[Exercise task]: From the listing below, copy every line with the word "Bear".

[Materials provided]:
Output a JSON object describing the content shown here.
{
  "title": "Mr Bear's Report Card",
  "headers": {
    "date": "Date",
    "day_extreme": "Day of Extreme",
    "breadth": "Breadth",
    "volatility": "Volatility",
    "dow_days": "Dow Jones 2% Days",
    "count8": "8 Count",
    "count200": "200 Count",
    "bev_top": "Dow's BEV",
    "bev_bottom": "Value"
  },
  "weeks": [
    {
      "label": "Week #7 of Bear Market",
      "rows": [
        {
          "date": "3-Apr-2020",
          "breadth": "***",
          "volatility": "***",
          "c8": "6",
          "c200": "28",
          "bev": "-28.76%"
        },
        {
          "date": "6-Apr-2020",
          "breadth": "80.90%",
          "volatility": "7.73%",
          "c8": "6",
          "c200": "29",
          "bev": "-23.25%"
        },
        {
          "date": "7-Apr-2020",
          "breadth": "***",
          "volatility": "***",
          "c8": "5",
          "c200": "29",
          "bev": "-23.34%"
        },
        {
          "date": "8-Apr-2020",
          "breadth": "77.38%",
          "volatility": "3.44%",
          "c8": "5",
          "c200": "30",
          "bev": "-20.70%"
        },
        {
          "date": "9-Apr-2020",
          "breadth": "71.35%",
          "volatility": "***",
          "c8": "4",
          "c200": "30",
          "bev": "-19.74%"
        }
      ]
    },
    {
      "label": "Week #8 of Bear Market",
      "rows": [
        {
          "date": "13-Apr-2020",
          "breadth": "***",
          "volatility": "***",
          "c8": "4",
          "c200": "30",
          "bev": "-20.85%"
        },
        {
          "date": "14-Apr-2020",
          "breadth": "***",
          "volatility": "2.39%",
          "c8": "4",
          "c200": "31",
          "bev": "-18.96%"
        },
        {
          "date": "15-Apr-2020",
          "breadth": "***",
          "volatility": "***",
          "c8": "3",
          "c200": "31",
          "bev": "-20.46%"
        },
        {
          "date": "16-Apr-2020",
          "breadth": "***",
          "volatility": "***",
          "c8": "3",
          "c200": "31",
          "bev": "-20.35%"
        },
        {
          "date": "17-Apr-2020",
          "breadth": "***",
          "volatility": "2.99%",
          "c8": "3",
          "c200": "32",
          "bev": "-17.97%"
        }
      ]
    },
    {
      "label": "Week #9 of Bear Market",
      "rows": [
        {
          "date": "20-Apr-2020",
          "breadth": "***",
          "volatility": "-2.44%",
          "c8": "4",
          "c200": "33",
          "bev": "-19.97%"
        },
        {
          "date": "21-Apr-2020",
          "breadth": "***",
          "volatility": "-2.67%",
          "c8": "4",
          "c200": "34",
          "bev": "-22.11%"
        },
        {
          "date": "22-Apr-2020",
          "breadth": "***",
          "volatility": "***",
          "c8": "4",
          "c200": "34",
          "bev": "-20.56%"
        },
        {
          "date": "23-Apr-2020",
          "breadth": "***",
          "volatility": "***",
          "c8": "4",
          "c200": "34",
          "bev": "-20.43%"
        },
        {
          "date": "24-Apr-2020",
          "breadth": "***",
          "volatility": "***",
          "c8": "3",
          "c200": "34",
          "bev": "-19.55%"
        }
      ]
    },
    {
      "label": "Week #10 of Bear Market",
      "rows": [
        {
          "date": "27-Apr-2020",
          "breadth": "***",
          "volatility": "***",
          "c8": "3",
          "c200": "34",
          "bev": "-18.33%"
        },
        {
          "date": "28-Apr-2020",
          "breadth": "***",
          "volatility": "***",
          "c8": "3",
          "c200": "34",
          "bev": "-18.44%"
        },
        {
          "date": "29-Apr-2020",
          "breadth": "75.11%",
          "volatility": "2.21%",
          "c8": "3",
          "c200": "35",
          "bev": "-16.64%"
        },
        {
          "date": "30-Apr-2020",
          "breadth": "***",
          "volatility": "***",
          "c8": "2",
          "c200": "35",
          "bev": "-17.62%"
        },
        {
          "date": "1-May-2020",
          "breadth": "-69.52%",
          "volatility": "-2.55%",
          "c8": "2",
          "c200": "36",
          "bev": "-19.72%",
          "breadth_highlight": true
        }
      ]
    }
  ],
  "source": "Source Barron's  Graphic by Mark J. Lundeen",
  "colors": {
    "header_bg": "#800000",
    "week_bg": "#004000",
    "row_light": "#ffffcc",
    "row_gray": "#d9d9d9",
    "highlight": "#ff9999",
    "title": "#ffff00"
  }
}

---

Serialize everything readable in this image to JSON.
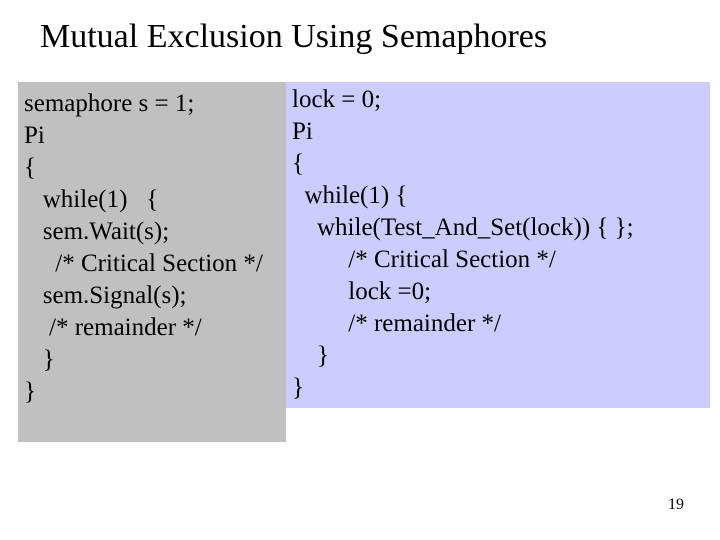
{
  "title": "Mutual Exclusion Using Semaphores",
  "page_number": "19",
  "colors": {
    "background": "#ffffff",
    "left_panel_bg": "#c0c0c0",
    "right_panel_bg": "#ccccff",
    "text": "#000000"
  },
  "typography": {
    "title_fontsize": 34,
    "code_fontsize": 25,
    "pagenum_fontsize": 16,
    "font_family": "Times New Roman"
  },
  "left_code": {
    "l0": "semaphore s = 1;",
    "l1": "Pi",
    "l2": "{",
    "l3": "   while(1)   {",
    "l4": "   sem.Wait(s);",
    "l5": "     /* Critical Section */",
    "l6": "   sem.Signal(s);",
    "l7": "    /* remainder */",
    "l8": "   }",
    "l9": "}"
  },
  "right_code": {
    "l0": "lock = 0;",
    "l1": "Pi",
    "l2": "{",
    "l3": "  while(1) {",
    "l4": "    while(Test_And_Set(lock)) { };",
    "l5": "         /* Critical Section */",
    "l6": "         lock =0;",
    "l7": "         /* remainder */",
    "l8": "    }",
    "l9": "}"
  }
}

[Response to the exercise]:
  "title": "Mr Bear's Report Card",
      "label": "Week #7 of Bear Market",
      "label": "Week #8 of Bear Market",
      "label": "Week #9 of Bear Market",
      "label": "Week #10 of Bear Market",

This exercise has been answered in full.